● Task brief:
It is required that all of the data be written out exactly.

● Dataset rows:
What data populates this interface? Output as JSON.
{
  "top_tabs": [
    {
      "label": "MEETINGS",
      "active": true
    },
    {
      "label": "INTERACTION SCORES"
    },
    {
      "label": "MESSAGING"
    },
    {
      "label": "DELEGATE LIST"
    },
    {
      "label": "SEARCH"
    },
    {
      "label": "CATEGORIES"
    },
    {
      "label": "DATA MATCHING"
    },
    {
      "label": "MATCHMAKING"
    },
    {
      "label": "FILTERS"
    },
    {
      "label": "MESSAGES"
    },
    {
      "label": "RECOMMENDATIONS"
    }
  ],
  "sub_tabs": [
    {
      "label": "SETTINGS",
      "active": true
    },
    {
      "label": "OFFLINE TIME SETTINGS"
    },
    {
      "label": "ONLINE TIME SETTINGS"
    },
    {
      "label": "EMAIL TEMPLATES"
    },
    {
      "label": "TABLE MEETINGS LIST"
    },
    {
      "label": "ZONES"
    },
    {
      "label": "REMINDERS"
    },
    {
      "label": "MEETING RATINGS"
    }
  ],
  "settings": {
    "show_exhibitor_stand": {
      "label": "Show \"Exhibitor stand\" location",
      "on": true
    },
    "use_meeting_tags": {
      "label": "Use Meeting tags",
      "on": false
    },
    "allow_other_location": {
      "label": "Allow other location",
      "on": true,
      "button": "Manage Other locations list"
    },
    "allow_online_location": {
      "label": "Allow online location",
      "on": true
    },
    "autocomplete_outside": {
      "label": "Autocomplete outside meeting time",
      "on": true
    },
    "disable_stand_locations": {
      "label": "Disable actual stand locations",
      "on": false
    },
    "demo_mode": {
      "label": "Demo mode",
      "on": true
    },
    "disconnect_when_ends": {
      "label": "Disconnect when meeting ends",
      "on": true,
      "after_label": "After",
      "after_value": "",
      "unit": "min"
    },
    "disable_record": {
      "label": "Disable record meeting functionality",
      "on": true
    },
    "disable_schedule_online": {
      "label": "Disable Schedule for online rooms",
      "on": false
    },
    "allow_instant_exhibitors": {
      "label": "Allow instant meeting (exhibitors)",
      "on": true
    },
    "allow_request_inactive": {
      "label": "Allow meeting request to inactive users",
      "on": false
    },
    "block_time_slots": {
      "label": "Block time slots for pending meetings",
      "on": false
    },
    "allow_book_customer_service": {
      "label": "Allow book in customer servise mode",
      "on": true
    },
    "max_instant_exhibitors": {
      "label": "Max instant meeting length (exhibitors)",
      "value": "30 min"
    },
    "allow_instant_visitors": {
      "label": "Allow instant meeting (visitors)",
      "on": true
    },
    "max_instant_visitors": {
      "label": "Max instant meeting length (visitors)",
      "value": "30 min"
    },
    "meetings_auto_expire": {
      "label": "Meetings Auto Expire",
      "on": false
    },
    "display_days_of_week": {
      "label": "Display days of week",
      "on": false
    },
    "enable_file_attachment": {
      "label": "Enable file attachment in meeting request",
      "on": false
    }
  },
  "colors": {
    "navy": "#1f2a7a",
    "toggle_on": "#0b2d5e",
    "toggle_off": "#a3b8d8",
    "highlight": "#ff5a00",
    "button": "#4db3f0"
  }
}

● Exercise output:
What data populates this interface? Output as JSON.
{
  "top_tabs": [
    {
      "label": "MEETINGS",
      "active": true
    },
    {
      "label": "INTERACTION SCORES"
    },
    {
      "label": "MESSAGING"
    },
    {
      "label": "DELEGATE LIST"
    },
    {
      "label": "SEARCH"
    },
    {
      "label": "CATEGORIES"
    },
    {
      "label": "DATA MATCHING"
    },
    {
      "label": "MATCHMAKING"
    },
    {
      "label": "FILTERS"
    },
    {
      "label": "MESSAGES"
    },
    {
      "label": "RECOMMENDATIONS"
    }
  ],
  "sub_tabs": [
    {
      "label": "SETTINGS",
      "active": true
    },
    {
      "label": "OFFLINE TIME SETTINGS"
    },
    {
      "label": "ONLINE TIME SETTINGS"
    },
    {
      "label": "EMAIL TEMPLATES"
    },
    {
      "label": "TABLE MEETINGS LIST"
    },
    {
      "label": "ZONES"
    },
    {
      "label": "REMINDERS"
    },
    {
      "label": "MEETING RATINGS"
    }
  ],
  "settings": {
    "show_exhibitor_stand": {
      "label": "Show \"Exhibitor stand\" location",
      "on": true
    },
    "use_meeting_tags": {
      "label": "Use Meeting tags",
      "on": false
    },
    "allow_other_location": {
      "label": "Allow other location",
      "on": true,
      "button": "Manage Other locations list"
    },
    "allow_online_location": {
      "label": "Allow online location",
      "on": true
    },
    "autocomplete_outside": {
      "label": "Autocomplete outside meeting time",
      "on": true
    },
    "disable_stand_locations": {
      "label": "Disable actual stand locations",
      "on": false
    },
    "demo_mode": {
      "label": "Demo mode",
      "on": true
    },
    "disconnect_when_ends": {
      "label": "Disconnect when meeting ends",
      "on": true,
      "after_label": "After",
      "after_value": "",
      "unit": "min"
    },
    "disable_record": {
      "label": "Disable record meeting functionality",
      "on": true
    },
    "disable_schedule_online": {
      "label": "Disable Schedule for online rooms",
      "on": false
    },
    "allow_instant_exhibitors": {
      "label": "Allow instant meeting (exhibitors)",
      "on": true
    },
    "allow_request_inactive": {
      "label": "Allow meeting request to inactive users",
      "on": false
    },
    "block_time_slots": {
      "label": "Block time slots for pending meetings",
      "on": false
    },
    "allow_book_customer_service": {
      "label": "Allow book in customer servise mode",
      "on": true
    },
    "max_instant_exhibitors": {
      "label": "Max instant meeting length (exhibitors)",
      "value": "30 min"
    },
    "allow_instant_visitors": {
      "label": "Allow instant meeting (visitors)",
      "on": true
    },
    "max_instant_visitors": {
      "label": "Max instant meeting length (visitors)",
      "value": "30 min"
    },
    "meetings_auto_expire": {
      "label": "Meetings Auto Expire",
      "on": false
    },
    "display_days_of_week": {
      "label": "Display days of week",
      "on": false
    },
    "enable_file_attachment": {
      "label": "Enable file attachment in meeting request",
      "on": false
    }
  },
  "colors": {
    "navy": "#1f2a7a",
    "toggle_on": "#0b2d5e",
    "toggle_off": "#a3b8d8",
    "highlight": "#ff5a00",
    "button": "#4db3f0"
  }
}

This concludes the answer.